** begin DATASET ENTRIES **

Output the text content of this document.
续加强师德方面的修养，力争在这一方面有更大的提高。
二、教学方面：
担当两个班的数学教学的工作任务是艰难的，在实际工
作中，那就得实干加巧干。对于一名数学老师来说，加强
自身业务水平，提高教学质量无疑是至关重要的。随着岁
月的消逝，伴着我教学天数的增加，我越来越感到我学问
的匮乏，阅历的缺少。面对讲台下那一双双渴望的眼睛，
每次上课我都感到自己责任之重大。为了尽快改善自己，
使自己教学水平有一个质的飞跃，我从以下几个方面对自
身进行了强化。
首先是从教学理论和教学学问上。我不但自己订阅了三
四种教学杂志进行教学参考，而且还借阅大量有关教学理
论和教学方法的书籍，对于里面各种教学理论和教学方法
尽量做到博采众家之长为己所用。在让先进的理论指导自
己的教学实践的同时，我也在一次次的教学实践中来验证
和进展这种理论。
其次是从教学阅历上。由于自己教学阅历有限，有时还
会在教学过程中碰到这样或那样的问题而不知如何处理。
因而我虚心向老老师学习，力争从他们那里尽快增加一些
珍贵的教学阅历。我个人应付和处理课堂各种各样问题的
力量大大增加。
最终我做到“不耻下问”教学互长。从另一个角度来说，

** end DATASET ENTRIES **

* **TASK DESCRIPTION**: Write the complete data out, exactly as above.

* **SOLUTION FOR THIS PROBLEM**:
Output the text content of this document.
续加强师德方面的修养，力争在这一方面有更大的提高。
二、教学方面：
担当两个班的数学教学的工作任务是艰难的，在实际工
作中，那就得实干加巧干。对于一名数学老师来说，加强
自身业务水平，提高教学质量无疑是至关重要的。随着岁
月的消逝，伴着我教学天数的增加，我越来越感到我学问
的匮乏，阅历的缺少。面对讲台下那一双双渴望的眼睛，
每次上课我都感到自己责任之重大。为了尽快改善自己，
使自己教学水平有一个质的飞跃，我从以下几个方面对自
身进行了强化。
首先是从教学理论和教学学问上。我不但自己订阅了三
四种教学杂志进行教学参考，而且还借阅大量有关教学理
论和教学方法的书籍，对于里面各种教学理论和教学方法
尽量做到博采众家之长为己所用。在让先进的理论指导自
己的教学实践的同时，我也在一次次的教学实践中来验证
和进展这种理论。
其次是从教学阅历上。由于自己教学阅历有限，有时还
会在教学过程中碰到这样或那样的问题而不知如何处理。
因而我虚心向老老师学习，力争从他们那里尽快增加一些
珍贵的教学阅历。我个人应付和处理课堂各种各样问题的
力量大大增加。
最终我做到“不耻下问”教学互长。从另一个角度来说，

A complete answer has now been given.